Write out each line from the data below that includes the word "JSON".
•••••
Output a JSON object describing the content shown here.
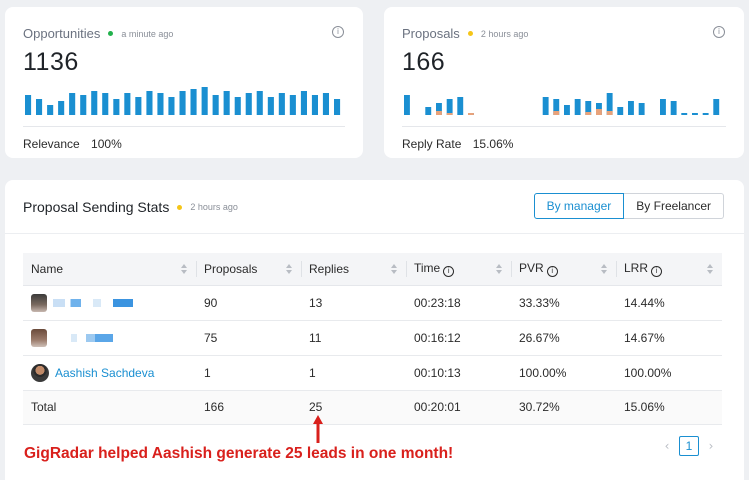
{
  "opportunities": {
    "title": "Opportunities",
    "status_color": "#22b14c",
    "updated": "a minute ago",
    "value": "1136",
    "metric_label": "Relevance",
    "metric_value": "100%"
  },
  "proposals": {
    "title": "Proposals",
    "status_color": "#f5c518",
    "updated": "2 hours ago",
    "value": "166",
    "metric_label": "Reply Rate",
    "metric_value": "15.06%"
  },
  "stats": {
    "title": "Proposal Sending Stats",
    "status_color": "#f5c518",
    "updated": "2 hours ago",
    "toggle": {
      "by_manager": "By manager",
      "by_freelancer": "By Freelancer"
    },
    "columns": {
      "name": "Name",
      "proposals": "Proposals",
      "replies": "Replies",
      "time": "Time",
      "pvr": "PVR",
      "lrr": "LRR"
    },
    "rows": [
      {
        "name": "",
        "proposals": "90",
        "replies": "13",
        "time": "00:23:18",
        "pvr": "33.33%",
        "lrr": "14.44%"
      },
      {
        "name": "",
        "proposals": "75",
        "replies": "11",
        "time": "00:16:12",
        "pvr": "26.67%",
        "lrr": "14.67%"
      },
      {
        "name": "Aashish Sachdeva",
        "proposals": "1",
        "replies": "1",
        "time": "00:10:13",
        "pvr": "100.00%",
        "lrr": "100.00%"
      }
    ],
    "total": {
      "label": "Total",
      "proposals": "166",
      "replies": "25",
      "time": "00:20:01",
      "pvr": "30.72%",
      "lrr": "15.06%"
    }
  },
  "annotation": "GigRadar helped Aashish generate 25 leads in one month!",
  "pagination": {
    "current": "1"
  },
  "icons": {
    "info": "info-icon",
    "sort": "sort-icon",
    "prev": "chevron-left-icon",
    "next": "chevron-right-icon"
  },
  "colors": {
    "accent": "#1a8fd1",
    "bar": "#1a8fd1",
    "bar_secondary": "#e8a27a",
    "annotation": "#d9201c"
  }
}
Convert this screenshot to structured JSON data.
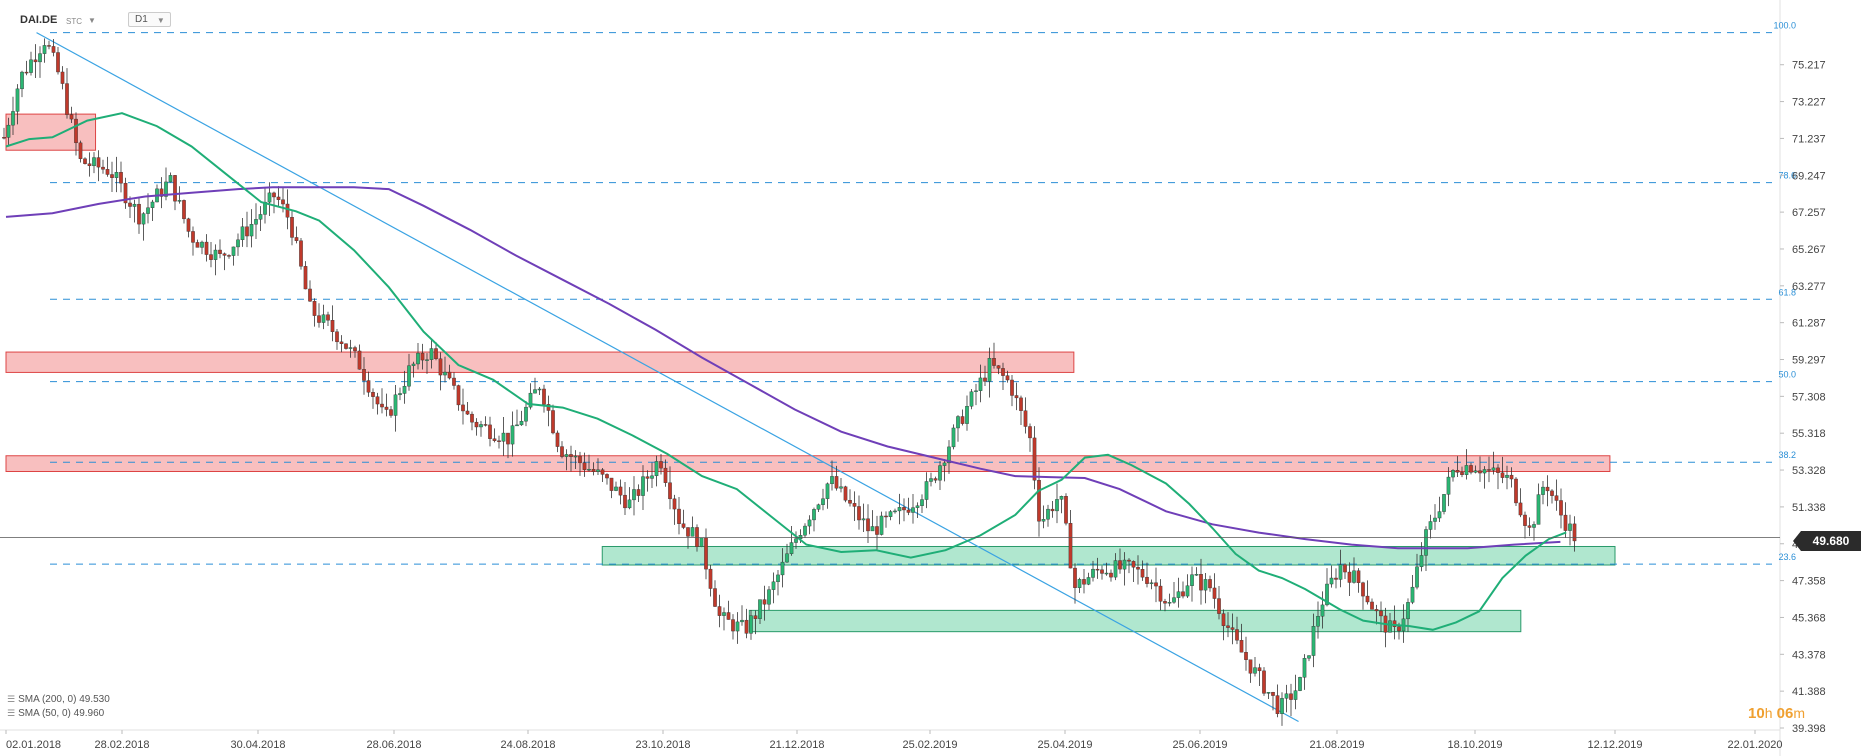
{
  "header": {
    "symbol": "DAI.DE",
    "source": "STC",
    "timeframe": "D1"
  },
  "legend": [
    {
      "label": "SMA (200, 0) 49.530",
      "color": "#6f3fb8"
    },
    {
      "label": "SMA (50, 0) 49.960",
      "color": "#1fae77"
    }
  ],
  "timer": {
    "hours": "10",
    "h": "h",
    "minutes": "06",
    "m": "m"
  },
  "last_price": "49.680",
  "colors": {
    "up": "#2bb673",
    "down": "#c0392b",
    "sma200": "#6f3fb8",
    "sma50": "#1fae77",
    "trendline": "#3aa3e3",
    "fib": "#2b8fd6",
    "supply": "#f28b8b",
    "demand": "#6fd3a8"
  },
  "chart_data": {
    "type": "candlestick",
    "ylim": [
      39.398,
      77.2
    ],
    "y_ticks": [
      "75.217",
      "73.227",
      "71.237",
      "69.247",
      "67.257",
      "65.267",
      "63.277",
      "61.287",
      "59.297",
      "57.308",
      "55.318",
      "53.328",
      "51.338",
      "49.348",
      "47.358",
      "45.368",
      "43.378",
      "41.388",
      "39.398"
    ],
    "x_ticks": [
      "02.01.2018",
      "28.02.2018",
      "30.04.2018",
      "28.06.2018",
      "24.08.2018",
      "23.10.2018",
      "21.12.2018",
      "25.02.2019",
      "25.04.2019",
      "25.06.2019",
      "21.08.2019",
      "18.10.2019",
      "12.12.2019",
      "22.01.2020"
    ],
    "fib_levels": [
      {
        "label": "100.0",
        "price": 76.95
      },
      {
        "label": "78.6",
        "price": 68.85
      },
      {
        "label": "61.8",
        "price": 62.55
      },
      {
        "label": "50.0",
        "price": 58.1
      },
      {
        "label": "38.2",
        "price": 53.75
      },
      {
        "label": "23.6",
        "price": 48.25
      }
    ],
    "last_price": 49.68,
    "zones": [
      {
        "type": "supply",
        "from": "02.01.2018",
        "to": "15.02.2018",
        "top": 72.55,
        "bottom": 70.6
      },
      {
        "type": "supply",
        "from": "02.01.2018",
        "to": "29.04.2019",
        "top": 59.7,
        "bottom": 58.6
      },
      {
        "type": "supply",
        "from": "02.01.2018",
        "to": "10.12.2019",
        "top": 54.1,
        "bottom": 53.25
      },
      {
        "type": "demand",
        "from": "26.09.2018",
        "to": "12.12.2019",
        "top": 49.2,
        "bottom": 48.2
      },
      {
        "type": "demand",
        "from": "30.11.2018",
        "to": "05.11.2019",
        "top": 45.75,
        "bottom": 44.6
      }
    ],
    "trendline": {
      "from": [
        "17.01.2018",
        76.95
      ],
      "to": [
        "05.08.2019",
        39.75
      ]
    },
    "sma200_path": [
      [
        0,
        67.0
      ],
      [
        40,
        67.2
      ],
      [
        80,
        67.7
      ],
      [
        120,
        68.1
      ],
      [
        160,
        68.3
      ],
      [
        200,
        68.5
      ],
      [
        230,
        68.6
      ],
      [
        270,
        68.6
      ],
      [
        300,
        68.6
      ],
      [
        330,
        68.5
      ],
      [
        360,
        67.6
      ],
      [
        400,
        66.3
      ],
      [
        440,
        64.9
      ],
      [
        480,
        63.6
      ],
      [
        520,
        62.3
      ],
      [
        560,
        60.9
      ],
      [
        600,
        59.4
      ],
      [
        640,
        58.0
      ],
      [
        680,
        56.6
      ],
      [
        720,
        55.4
      ],
      [
        760,
        54.6
      ],
      [
        800,
        54.0
      ],
      [
        840,
        53.4
      ],
      [
        870,
        53.0
      ],
      [
        900,
        52.95
      ],
      [
        930,
        52.9
      ],
      [
        960,
        52.3
      ],
      [
        1000,
        51.1
      ],
      [
        1040,
        50.4
      ],
      [
        1080,
        49.95
      ],
      [
        1120,
        49.6
      ],
      [
        1160,
        49.3
      ],
      [
        1200,
        49.1
      ],
      [
        1260,
        49.1
      ],
      [
        1300,
        49.3
      ],
      [
        1340,
        49.45
      ]
    ],
    "sma50_path": [
      [
        0,
        70.8
      ],
      [
        20,
        71.2
      ],
      [
        40,
        71.3
      ],
      [
        70,
        72.2
      ],
      [
        100,
        72.6
      ],
      [
        130,
        71.9
      ],
      [
        160,
        70.8
      ],
      [
        190,
        69.3
      ],
      [
        220,
        67.8
      ],
      [
        250,
        67.3
      ],
      [
        270,
        66.8
      ],
      [
        300,
        65.2
      ],
      [
        330,
        63.2
      ],
      [
        360,
        60.8
      ],
      [
        390,
        59.0
      ],
      [
        420,
        58.2
      ],
      [
        450,
        56.9
      ],
      [
        480,
        56.7
      ],
      [
        510,
        56.1
      ],
      [
        540,
        55.2
      ],
      [
        570,
        54.2
      ],
      [
        600,
        53.0
      ],
      [
        630,
        52.3
      ],
      [
        660,
        50.8
      ],
      [
        690,
        49.3
      ],
      [
        720,
        48.9
      ],
      [
        750,
        49.0
      ],
      [
        780,
        48.6
      ],
      [
        810,
        49.0
      ],
      [
        840,
        49.8
      ],
      [
        870,
        50.9
      ],
      [
        890,
        52.2
      ],
      [
        910,
        52.8
      ],
      [
        930,
        54.0
      ],
      [
        950,
        54.15
      ],
      [
        970,
        53.6
      ],
      [
        1000,
        52.6
      ],
      [
        1020,
        51.5
      ],
      [
        1040,
        50.2
      ],
      [
        1060,
        48.8
      ],
      [
        1080,
        47.9
      ],
      [
        1100,
        47.5
      ],
      [
        1120,
        46.9
      ],
      [
        1150,
        45.8
      ],
      [
        1170,
        45.2
      ],
      [
        1190,
        45.0
      ],
      [
        1210,
        44.9
      ],
      [
        1230,
        44.7
      ],
      [
        1250,
        45.1
      ],
      [
        1270,
        45.7
      ],
      [
        1290,
        47.5
      ],
      [
        1310,
        48.7
      ],
      [
        1330,
        49.6
      ],
      [
        1345,
        49.96
      ]
    ]
  }
}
•••••
WRITTEN SOLUTION.
Output a JSON object describing the content shown here.
Convert this screenshot to structured JSON data.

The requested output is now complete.